Skip the images and copy each record exactly as written.
··· LISTED ENTRIES
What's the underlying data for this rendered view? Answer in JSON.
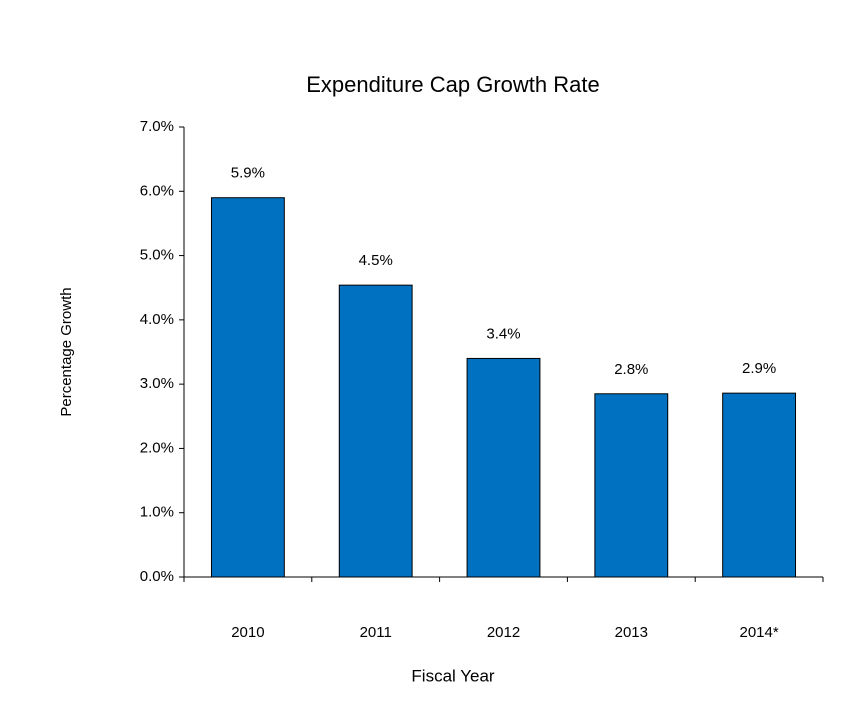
{
  "chart_data": {
    "type": "bar",
    "title": "Expenditure Cap Growth Rate",
    "x_label": "Fiscal Year",
    "y_label": "Percentage Growth",
    "categories": [
      "2010",
      "2011",
      "2012",
      "2013",
      "2014*"
    ],
    "values": [
      5.9,
      4.54,
      3.4,
      2.85,
      2.86
    ],
    "value_labels": [
      "5.9%",
      "4.5%",
      "3.4%",
      "2.8%",
      "2.9%"
    ],
    "color": "#0070c0",
    "ylim": [
      0,
      7
    ],
    "yticks": [
      {
        "value": 0,
        "label": "0.0%"
      },
      {
        "value": 1,
        "label": "1.0%"
      },
      {
        "value": 2,
        "label": "2.0%"
      },
      {
        "value": 3,
        "label": "3.0%"
      },
      {
        "value": 4,
        "label": "4.0%"
      },
      {
        "value": 5,
        "label": "5.0%"
      },
      {
        "value": 6,
        "label": "6.0%"
      },
      {
        "value": 7,
        "label": "7.0%"
      }
    ],
    "grid": false
  }
}
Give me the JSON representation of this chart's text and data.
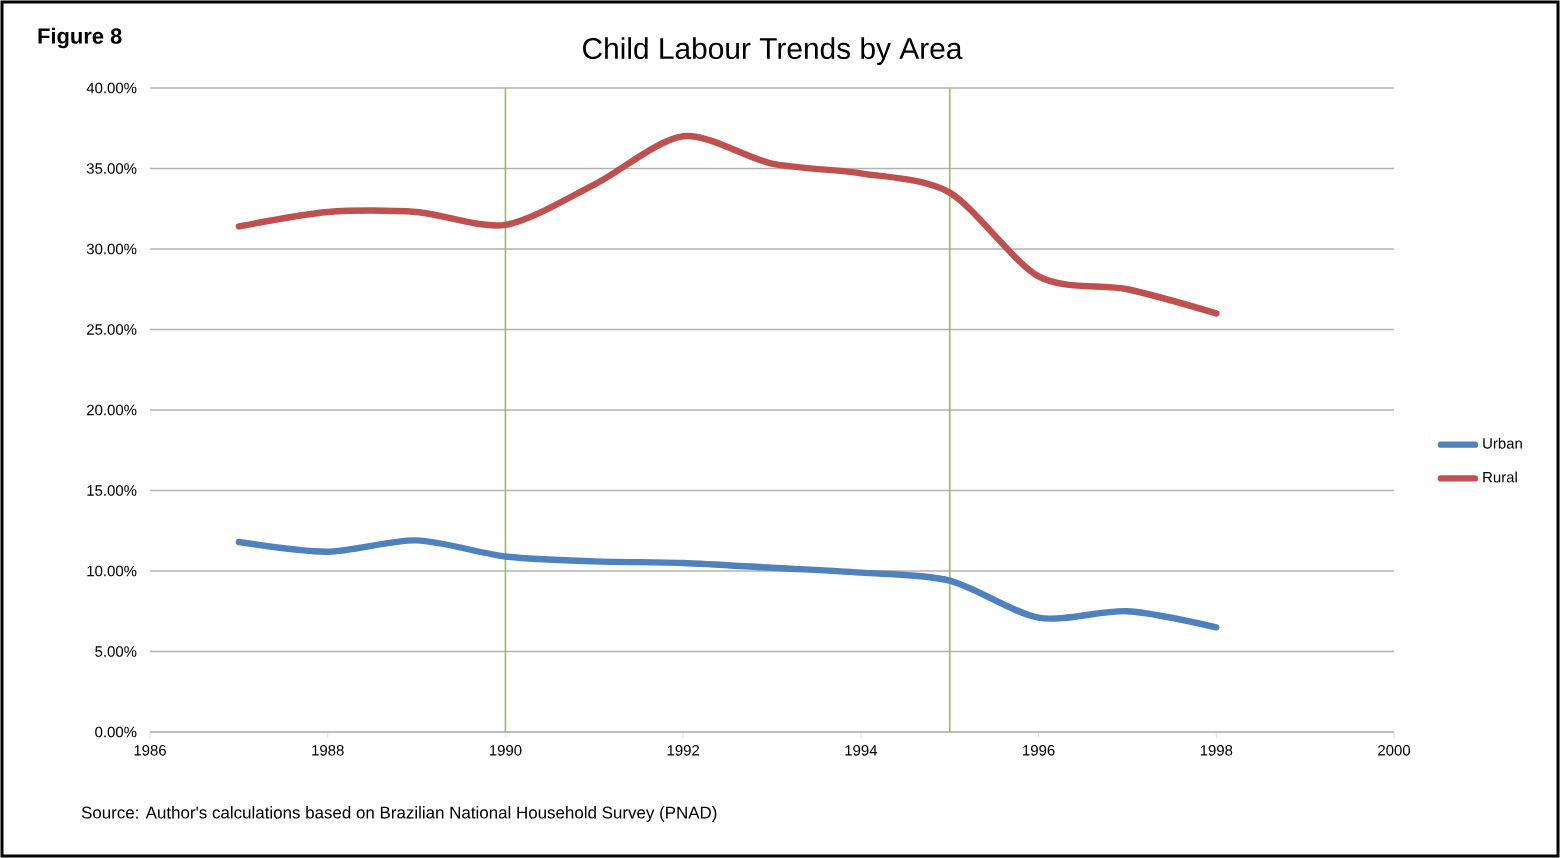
{
  "chart_data": {
    "type": "line",
    "title": "Child Labour Trends by Area",
    "x": [
      1987,
      1988,
      1989,
      1990,
      1991,
      1992,
      1993,
      1994,
      1995,
      1996,
      1997,
      1998
    ],
    "series": [
      {
        "name": "Urban",
        "color": "#4f81bd",
        "values": [
          11.8,
          11.2,
          11.9,
          10.9,
          10.6,
          10.5,
          10.2,
          9.9,
          9.4,
          7.1,
          7.5,
          6.5
        ]
      },
      {
        "name": "Rural",
        "color": "#c0504d",
        "values": [
          31.4,
          32.3,
          32.3,
          31.5,
          34.0,
          37.0,
          35.3,
          34.7,
          33.5,
          28.3,
          27.5,
          26.0
        ]
      }
    ],
    "xlim": [
      1986,
      2000
    ],
    "xticks": [
      1986,
      1988,
      1990,
      1992,
      1994,
      1996,
      1998,
      2000
    ],
    "ylim": [
      0,
      40
    ],
    "yticks": [
      {
        "value": 0,
        "label": "0.00%"
      },
      {
        "value": 5,
        "label": "5.00%"
      },
      {
        "value": 10,
        "label": "10.00%"
      },
      {
        "value": 15,
        "label": "15.00%"
      },
      {
        "value": 20,
        "label": "20.00%"
      },
      {
        "value": 25,
        "label": "25.00%"
      },
      {
        "value": 30,
        "label": "30.00%"
      },
      {
        "value": 35,
        "label": "35.00%"
      },
      {
        "value": 40,
        "label": "40.00%"
      }
    ],
    "ref_lines": [
      {
        "axis": "x",
        "value": 1990,
        "color": "#9bbb59"
      },
      {
        "axis": "x",
        "value": 1995,
        "color": "#9bbb59"
      }
    ],
    "grid": "y",
    "legend": "right",
    "marker": "none",
    "line_style": "solid",
    "annotations": [
      "Figure 8",
      "Source: Author's calculations based on Brazilian National Household Survey  (PNAD)"
    ]
  }
}
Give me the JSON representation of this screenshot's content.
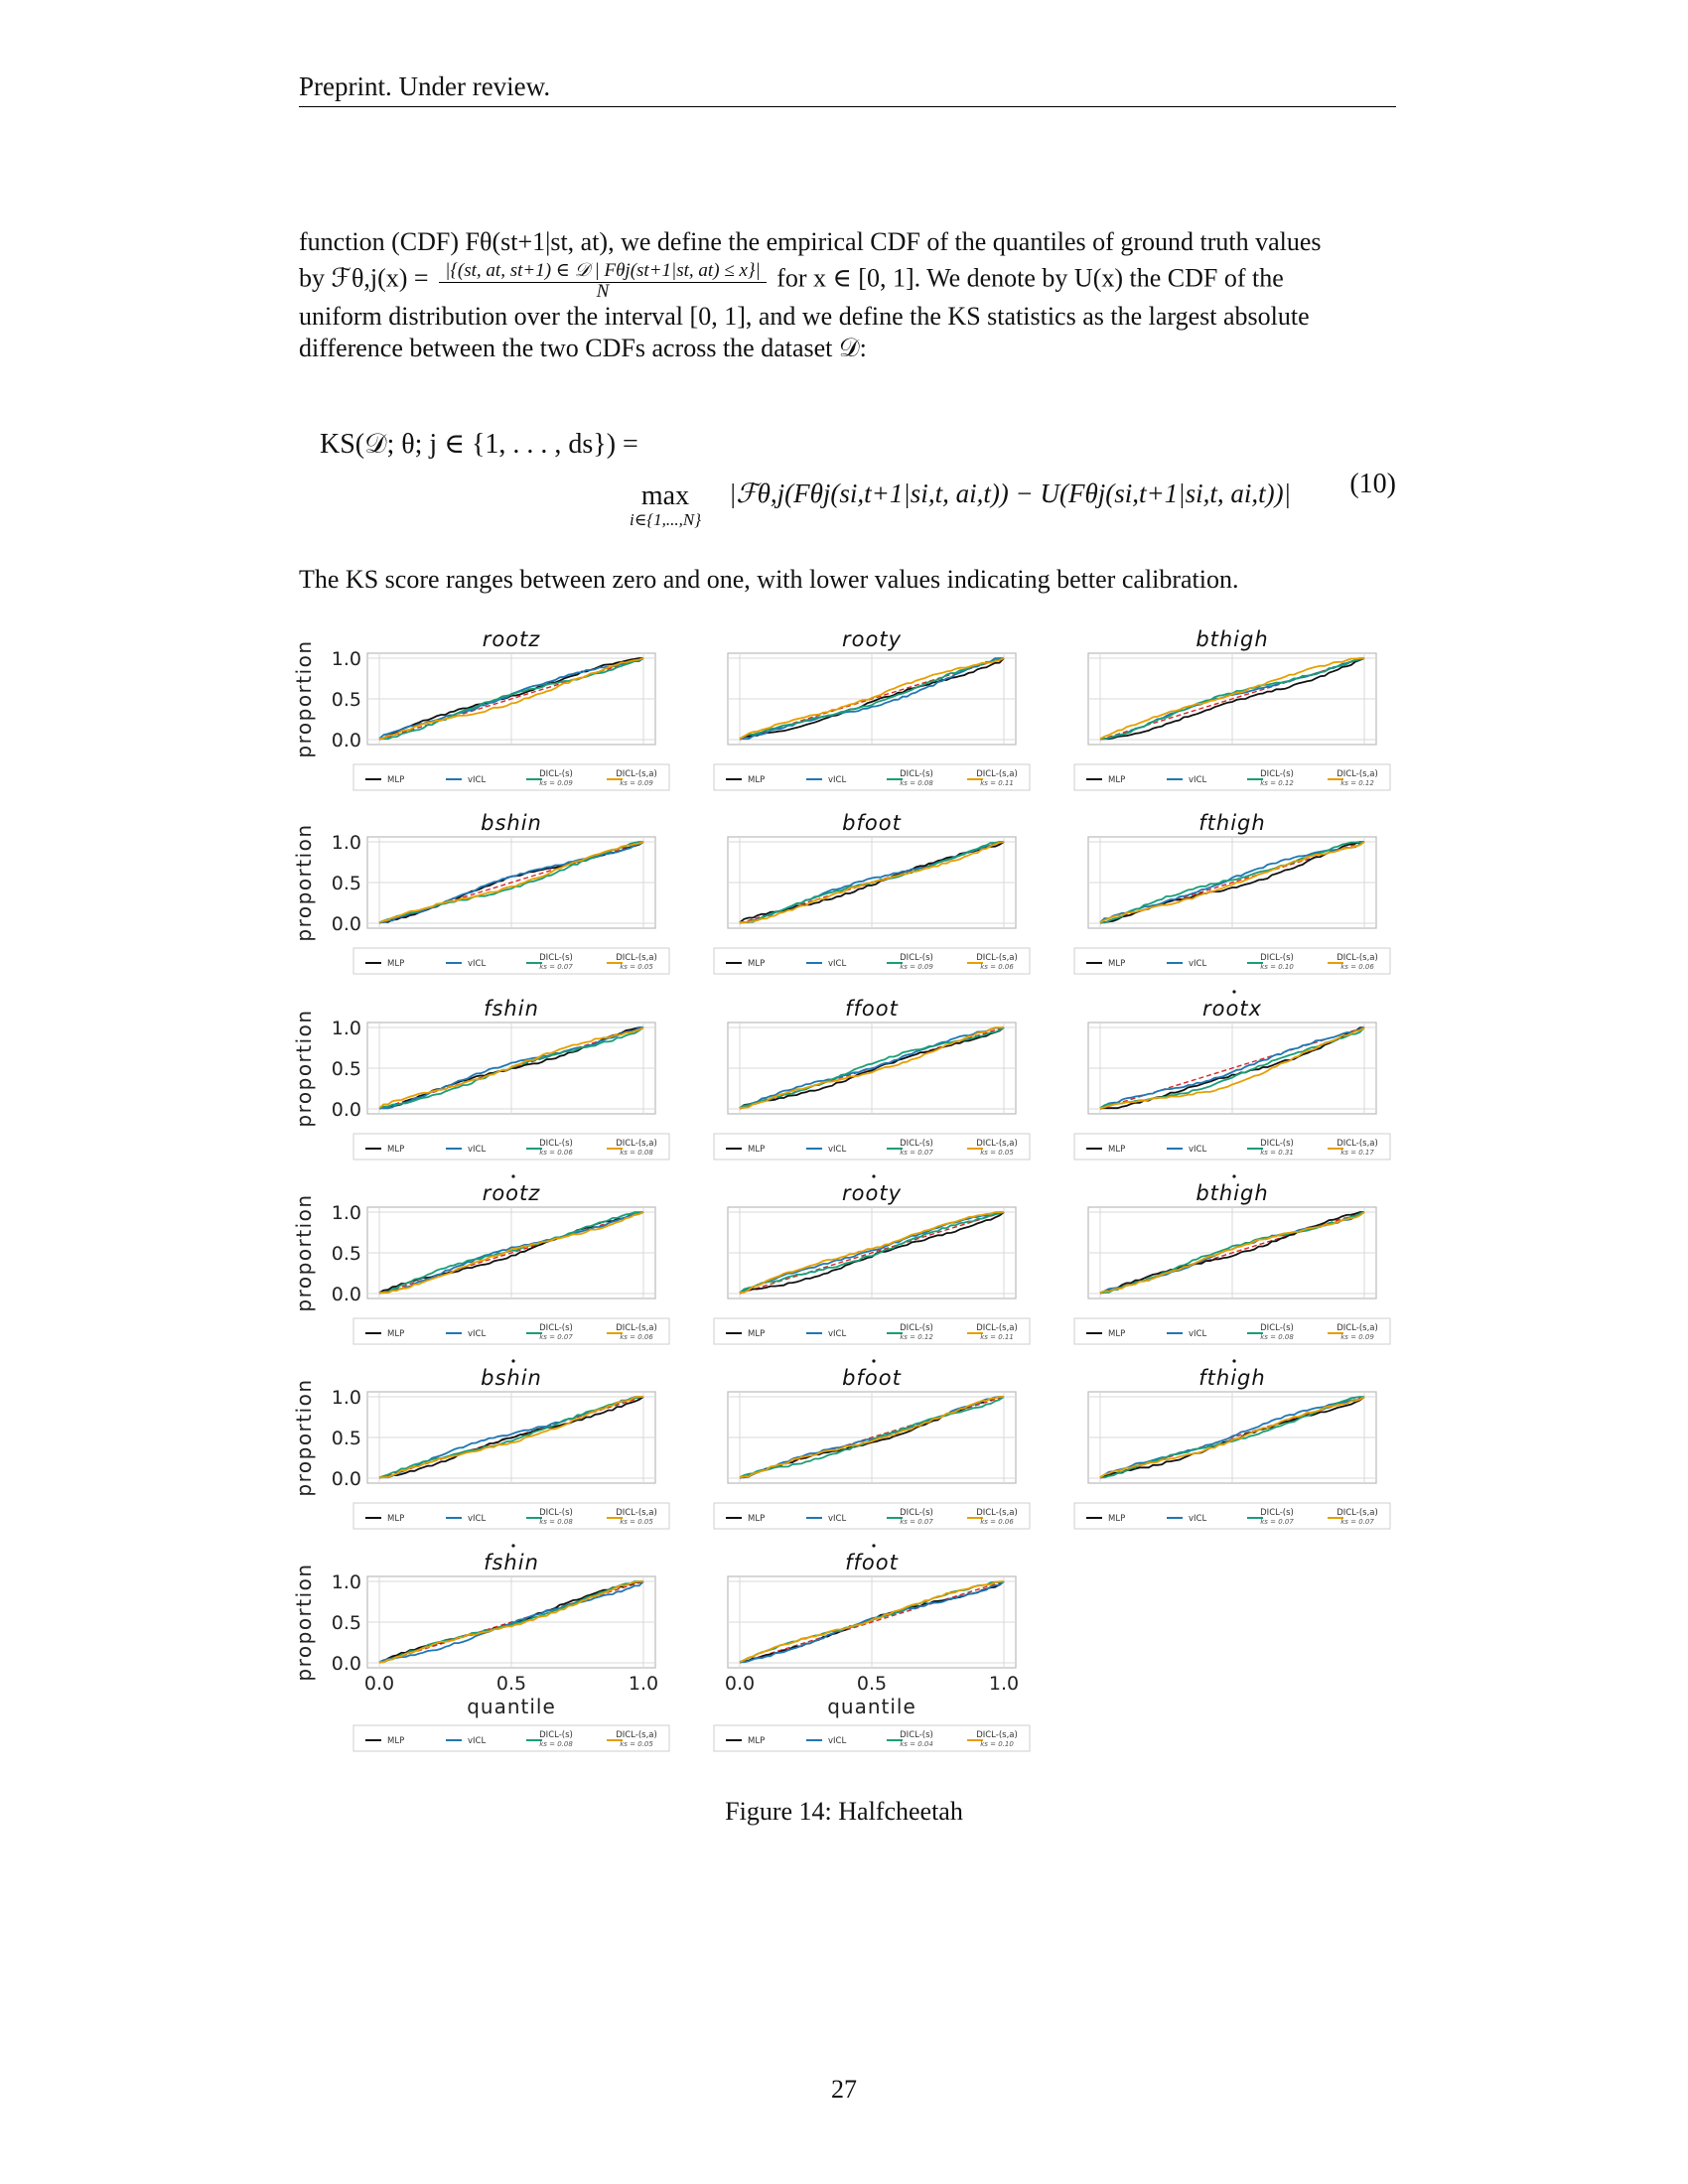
{
  "header": "Preprint. Under review.",
  "para1": {
    "line1": "function (CDF) Fθ(st+1|st, at), we define the empirical CDF of the quantiles of ground truth values",
    "line2_pre": "by ℱθ,j(x) =",
    "frac_num": "|{(st, at, st+1) ∈ 𝒟 | Fθj(st+1|st, at) ≤ x}|",
    "frac_den": "N",
    "line2_post": "for x ∈ [0, 1]. We denote by U(x) the CDF of the",
    "line3": "uniform distribution over the interval [0, 1], and we define the KS statistics as the largest absolute",
    "line4": "difference between the two CDFs across the dataset 𝒟:"
  },
  "equation": {
    "lhs": "KS(𝒟; θ; j ∈ {1, . . . , ds}) =",
    "max_label": "max",
    "max_sub": "i∈{1,...,N}",
    "rhs": "|ℱθ,j(Fθj(si,t+1|si,t, ai,t)) − U(Fθj(si,t+1|si,t, ai,t))|",
    "number": "(10)"
  },
  "para2": "The KS score ranges between zero and one, with lower values indicating better calibration.",
  "caption": "Figure 14: Halfcheetah",
  "page_number": "27",
  "legend_labels": {
    "mlp": "MLP",
    "vicl": "vICL",
    "dicl_s": "DICL-(s)",
    "dicl_sa": "DICL-(s,a)"
  },
  "axis": {
    "ylabel": "proportion",
    "xlabel": "quantile",
    "yticks": [
      "0.0",
      "0.5",
      "1.0"
    ],
    "xticks": [
      "0.0",
      "0.5",
      "1.0"
    ]
  },
  "colors": {
    "mlp": "#111111",
    "vicl": "#1f77b4",
    "dicl_s": "#1a9e77",
    "dicl_sa": "#e69f00",
    "diagonal": "#d62728",
    "grid": "#d9d9d9",
    "frame": "#bbbbbb"
  },
  "chart_data": [
    {
      "type": "line",
      "title": "rootz",
      "ks": [
        "0.09",
        "0.09"
      ],
      "dot": false
    },
    {
      "type": "line",
      "title": "rooty",
      "ks": [
        "0.08",
        "0.11"
      ],
      "dot": false
    },
    {
      "type": "line",
      "title": "bthigh",
      "ks": [
        "0.12",
        "0.12"
      ],
      "dot": false
    },
    {
      "type": "line",
      "title": "bshin",
      "ks": [
        "0.07",
        "0.05"
      ],
      "dot": false
    },
    {
      "type": "line",
      "title": "bfoot",
      "ks": [
        "0.09",
        "0.06"
      ],
      "dot": false
    },
    {
      "type": "line",
      "title": "fthigh",
      "ks": [
        "0.10",
        "0.06"
      ],
      "dot": false
    },
    {
      "type": "line",
      "title": "fshin",
      "ks": [
        "0.06",
        "0.08"
      ],
      "dot": false
    },
    {
      "type": "line",
      "title": "ffoot",
      "ks": [
        "0.07",
        "0.05"
      ],
      "dot": false
    },
    {
      "type": "line",
      "title": "rootx",
      "ks": [
        "0.31",
        "0.17"
      ],
      "dot": true
    },
    {
      "type": "line",
      "title": "rootz",
      "ks": [
        "0.07",
        "0.06"
      ],
      "dot": true
    },
    {
      "type": "line",
      "title": "rooty",
      "ks": [
        "0.12",
        "0.11"
      ],
      "dot": true
    },
    {
      "type": "line",
      "title": "bthigh",
      "ks": [
        "0.08",
        "0.09"
      ],
      "dot": true
    },
    {
      "type": "line",
      "title": "bshin",
      "ks": [
        "0.08",
        "0.05"
      ],
      "dot": true
    },
    {
      "type": "line",
      "title": "bfoot",
      "ks": [
        "0.07",
        "0.06"
      ],
      "dot": true
    },
    {
      "type": "line",
      "title": "fthigh",
      "ks": [
        "0.07",
        "0.07"
      ],
      "dot": true
    },
    {
      "type": "line",
      "title": "fshin",
      "ks": [
        "0.08",
        "0.05"
      ],
      "dot": true
    },
    {
      "type": "line",
      "title": "ffoot",
      "ks": [
        "0.04",
        "0.10"
      ],
      "dot": true
    }
  ]
}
······
### TASK ANSWER:
What's the underlying data for this rendered view? Answer in JSON.
{
  "chart_data": {
    "type": "bar",
    "title": "Expenditure Cap Growth Rate",
    "x_label": "Fiscal Year",
    "y_label": "Percentage Growth",
    "categories": [
      "2010",
      "2011",
      "2012",
      "2013",
      "2014*"
    ],
    "values": [
      5.9,
      4.54,
      3.4,
      2.85,
      2.86
    ],
    "value_labels": [
      "5.9%",
      "4.5%",
      "3.4%",
      "2.8%",
      "2.9%"
    ],
    "color": "#0070c0",
    "ylim": [
      0,
      7
    ],
    "yticks": [
      {
        "value": 0,
        "label": "0.0%"
      },
      {
        "value": 1,
        "label": "1.0%"
      },
      {
        "value": 2,
        "label": "2.0%"
      },
      {
        "value": 3,
        "label": "3.0%"
      },
      {
        "value": 4,
        "label": "4.0%"
      },
      {
        "value": 5,
        "label": "5.0%"
      },
      {
        "value": 6,
        "label": "6.0%"
      },
      {
        "value": 7,
        "label": "7.0%"
      }
    ],
    "grid": false
  }
}
Give me the JSON representation of this chart's text and data.
{
  "chart_data": {
    "type": "line",
    "title": "Child Labour Trends by Area",
    "x": [
      1987,
      1988,
      1989,
      1990,
      1991,
      1992,
      1993,
      1994,
      1995,
      1996,
      1997,
      1998
    ],
    "series": [
      {
        "name": "Urban",
        "color": "#4f81bd",
        "values": [
          11.8,
          11.2,
          11.9,
          10.9,
          10.6,
          10.5,
          10.2,
          9.9,
          9.4,
          7.1,
          7.5,
          6.5
        ]
      },
      {
        "name": "Rural",
        "color": "#c0504d",
        "values": [
          31.4,
          32.3,
          32.3,
          31.5,
          34.0,
          37.0,
          35.3,
          34.7,
          33.5,
          28.3,
          27.5,
          26.0
        ]
      }
    ],
    "xlim": [
      1986,
      2000
    ],
    "xticks": [
      1986,
      1988,
      1990,
      1992,
      1994,
      1996,
      1998,
      2000
    ],
    "ylim": [
      0,
      40
    ],
    "yticks": [
      {
        "value": 0,
        "label": "0.00%"
      },
      {
        "value": 5,
        "label": "5.00%"
      },
      {
        "value": 10,
        "label": "10.00%"
      },
      {
        "value": 15,
        "label": "15.00%"
      },
      {
        "value": 20,
        "label": "20.00%"
      },
      {
        "value": 25,
        "label": "25.00%"
      },
      {
        "value": 30,
        "label": "30.00%"
      },
      {
        "value": 35,
        "label": "35.00%"
      },
      {
        "value": 40,
        "label": "40.00%"
      }
    ],
    "ref_lines": [
      {
        "axis": "x",
        "value": 1990,
        "color": "#9bbb59"
      },
      {
        "axis": "x",
        "value": 1995,
        "color": "#9bbb59"
      }
    ],
    "grid": "y",
    "legend": "right",
    "marker": "none",
    "line_style": "solid",
    "annotations": [
      "Figure 8",
      "Source: Author's calculations based on Brazilian National Household Survey  (PNAD)"
    ]
  }
}
Give me the JSON representation of this screenshot's content.
{
  "header": "Preprint. Under review.",
  "para1": {
    "line1": "function (CDF) Fθ(st+1|st, at), we define the empirical CDF of the quantiles of ground truth values",
    "line2_pre": "by ℱθ,j(x) =",
    "frac_num": "|{(st, at, st+1) ∈ 𝒟 | Fθj(st+1|st, at) ≤ x}|",
    "frac_den": "N",
    "line2_post": "for x ∈ [0, 1]. We denote by U(x) the CDF of the",
    "line3": "uniform distribution over the interval [0, 1], and we define the KS statistics as the largest absolute",
    "line4": "difference between the two CDFs across the dataset 𝒟:"
  },
  "equation": {
    "lhs": "KS(𝒟; θ; j ∈ {1, . . . , ds}) =",
    "max_label": "max",
    "max_sub": "i∈{1,...,N}",
    "rhs": "|ℱθ,j(Fθj(si,t+1|si,t, ai,t)) − U(Fθj(si,t+1|si,t, ai,t))|",
    "number": "(10)"
  },
  "para2": "The KS score ranges between zero and one, with lower values indicating better calibration.",
  "caption": "Figure 14: Halfcheetah",
  "page_number": "27",
  "legend_labels": {
    "mlp": "MLP",
    "vicl": "vICL",
    "dicl_s": "DICL-(s)",
    "dicl_sa": "DICL-(s,a)"
  },
  "axis": {
    "ylabel": "proportion",
    "xlabel": "quantile",
    "yticks": [
      "0.0",
      "0.5",
      "1.0"
    ],
    "xticks": [
      "0.0",
      "0.5",
      "1.0"
    ]
  },
  "colors": {
    "mlp": "#111111",
    "vicl": "#1f77b4",
    "dicl_s": "#1a9e77",
    "dicl_sa": "#e69f00",
    "diagonal": "#d62728",
    "grid": "#d9d9d9",
    "frame": "#bbbbbb"
  },
  "chart_data": [
    {
      "type": "line",
      "title": "rootz",
      "ks": [
        "0.09",
        "0.09"
      ],
      "dot": false
    },
    {
      "type": "line",
      "title": "rooty",
      "ks": [
        "0.08",
        "0.11"
      ],
      "dot": false
    },
    {
      "type": "line",
      "title": "bthigh",
      "ks": [
        "0.12",
        "0.12"
      ],
      "dot": false
    },
    {
      "type": "line",
      "title": "bshin",
      "ks": [
        "0.07",
        "0.05"
      ],
      "dot": false
    },
    {
      "type": "line",
      "title": "bfoot",
      "ks": [
        "0.09",
        "0.06"
      ],
      "dot": false
    },
    {
      "type": "line",
      "title": "fthigh",
      "ks": [
        "0.10",
        "0.06"
      ],
      "dot": false
    },
    {
      "type": "line",
      "title": "fshin",
      "ks": [
        "0.06",
        "0.08"
      ],
      "dot": false
    },
    {
      "type": "line",
      "title": "ffoot",
      "ks": [
        "0.07",
        "0.05"
      ],
      "dot": false
    },
    {
      "type": "line",
      "title": "rootx",
      "ks": [
        "0.31",
        "0.17"
      ],
      "dot": true
    },
    {
      "type": "line",
      "title": "rootz",
      "ks": [
        "0.07",
        "0.06"
      ],
      "dot": true
    },
    {
      "type": "line",
      "title": "rooty",
      "ks": [
        "0.12",
        "0.11"
      ],
      "dot": true
    },
    {
      "type": "line",
      "title": "bthigh",
      "ks": [
        "0.08",
        "0.09"
      ],
      "dot": true
    },
    {
      "type": "line",
      "title": "bshin",
      "ks": [
        "0.08",
        "0.05"
      ],
      "dot": true
    },
    {
      "type": "line",
      "title": "bfoot",
      "ks": [
        "0.07",
        "0.06"
      ],
      "dot": true
    },
    {
      "type": "line",
      "title": "fthigh",
      "ks": [
        "0.07",
        "0.07"
      ],
      "dot": true
    },
    {
      "type": "line",
      "title": "fshin",
      "ks": [
        "0.08",
        "0.05"
      ],
      "dot": true
    },
    {
      "type": "line",
      "title": "ffoot",
      "ks": [
        "0.04",
        "0.10"
      ],
      "dot": true
    }
  ]
}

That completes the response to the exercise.